**Collected data**

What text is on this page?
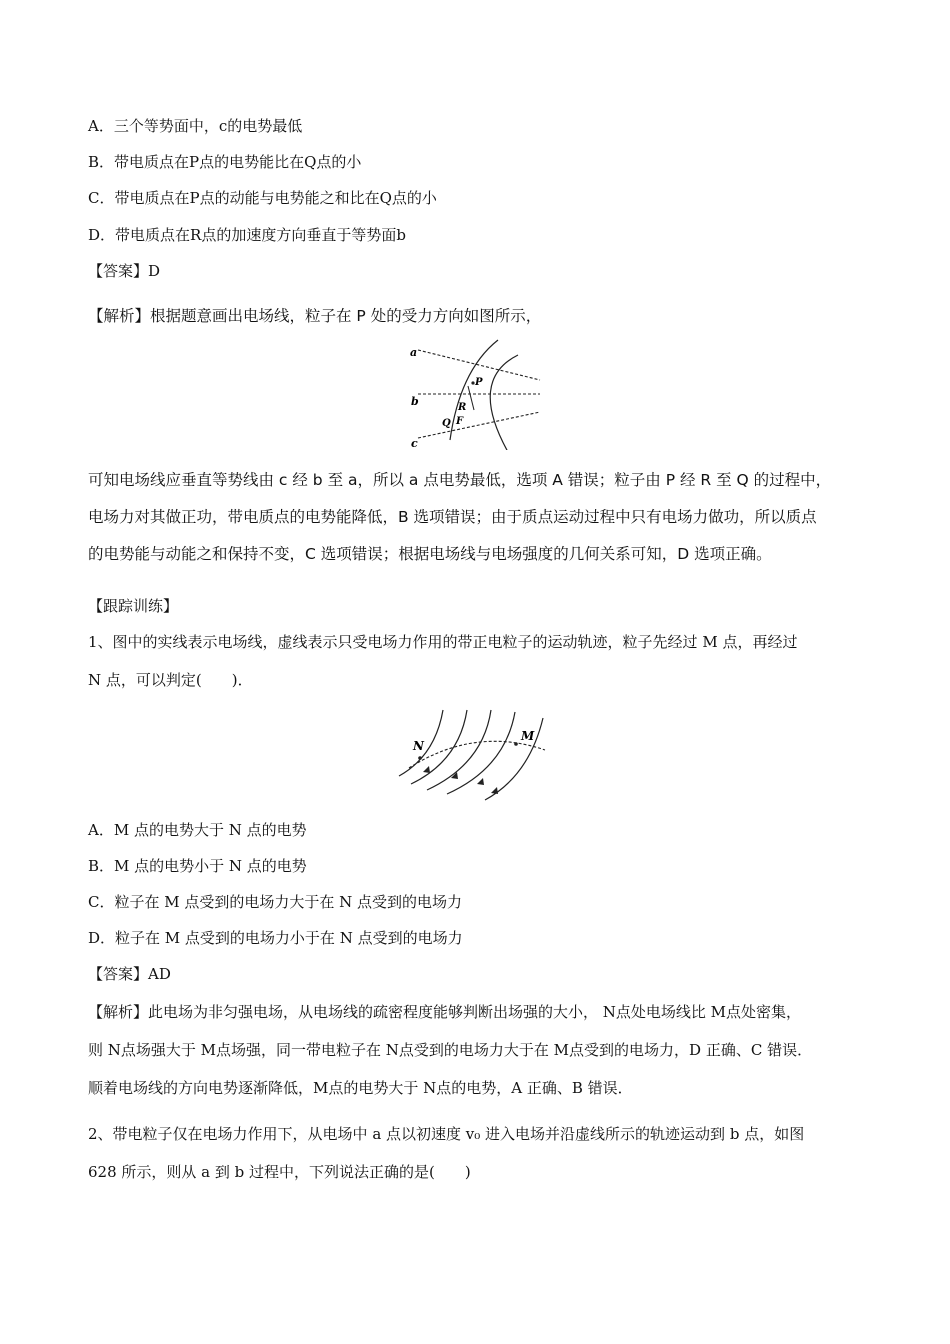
A．三个等势面中，c的电势最低
B．带电质点在P点的电势能比在Q点的小
C．带电质点在P点的动能与电势能之和比在Q点的小
D．带电质点在R点的加速度方向垂直于等势面b
【答案】D
【解析】根据题意画出电场线，粒子在 P 处的受力方向如图所示，
a
b
c
P
R
Q F
可知电场线应垂直等势线由 c 经 b 至 a，所以 a 点电势最低，选项 A 错误；粒子由 P 经 R 至 Q 的过程中，
电场力对其做正功，带电质点的电势能降低，B 选项错误；由于质点运动过程中只有电场力做功，所以质点
的电势能与动能之和保持不变，C 选项错误；根据电场线与电场强度的几何关系可知，D 选项正确。
【跟踪训练】
1、图中的实线表示电场线，虚线表示只受电场力作用的带正电粒子的运动轨迹，粒子先经过 M 点，再经过
N 点，可以判定(　　)．
N
M
A．M 点的电势大于 N 点的电势
B．M 点的电势小于 N 点的电势
C．粒子在 M 点受到的电场力大于在 N 点受到的电场力
D．粒子在 M 点受到的电场力小于在 N 点受到的电场力
【答案】AD
【解析】此电场为非匀强电场，从电场线的疏密程度能够判断出场强的大小， N点处电场线比 M点处密集，
则 N点场强大于 M点场强，同一带电粒子在 N点受到的电场力大于在 M点受到的电场力，D 正确、C 错误．
顺着电场线的方向电势逐渐降低，M点的电势大于 N点的电势，A 正确、B 错误．
2、带电粒子仅在电场力作用下，从电场中 a 点以初速度 v₀ 进入电场并沿虚线所示的轨迹运动到 b 点，如图
628 所示，则从 a 到 b 过程中，下列说法正确的是(　　)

**What you will do**
Write out the listing above exactly as it stands, pictures excluded.

**Worked answer**
What text is on this page?
A．三个等势面中，c的电势最低
B．带电质点在P点的电势能比在Q点的小
C．带电质点在P点的动能与电势能之和比在Q点的小
D．带电质点在R点的加速度方向垂直于等势面b
【答案】D
【解析】根据题意画出电场线，粒子在 P 处的受力方向如图所示，
a
b
c
P
R
Q F
可知电场线应垂直等势线由 c 经 b 至 a，所以 a 点电势最低，选项 A 错误；粒子由 P 经 R 至 Q 的过程中，
电场力对其做正功，带电质点的电势能降低，B 选项错误；由于质点运动过程中只有电场力做功，所以质点
的电势能与动能之和保持不变，C 选项错误；根据电场线与电场强度的几何关系可知，D 选项正确。
【跟踪训练】
1、图中的实线表示电场线，虚线表示只受电场力作用的带正电粒子的运动轨迹，粒子先经过 M 点，再经过
N 点，可以判定(　　)．
N
M
A．M 点的电势大于 N 点的电势
B．M 点的电势小于 N 点的电势
C．粒子在 M 点受到的电场力大于在 N 点受到的电场力
D．粒子在 M 点受到的电场力小于在 N 点受到的电场力
【答案】AD
【解析】此电场为非匀强电场，从电场线的疏密程度能够判断出场强的大小， N点处电场线比 M点处密集，
则 N点场强大于 M点场强，同一带电粒子在 N点受到的电场力大于在 M点受到的电场力，D 正确、C 错误．
顺着电场线的方向电势逐渐降低，M点的电势大于 N点的电势，A 正确、B 错误．
2、带电粒子仅在电场力作用下，从电场中 a 点以初速度 v₀ 进入电场并沿虚线所示的轨迹运动到 b 点，如图
628 所示，则从 a 到 b 过程中，下列说法正确的是(　　)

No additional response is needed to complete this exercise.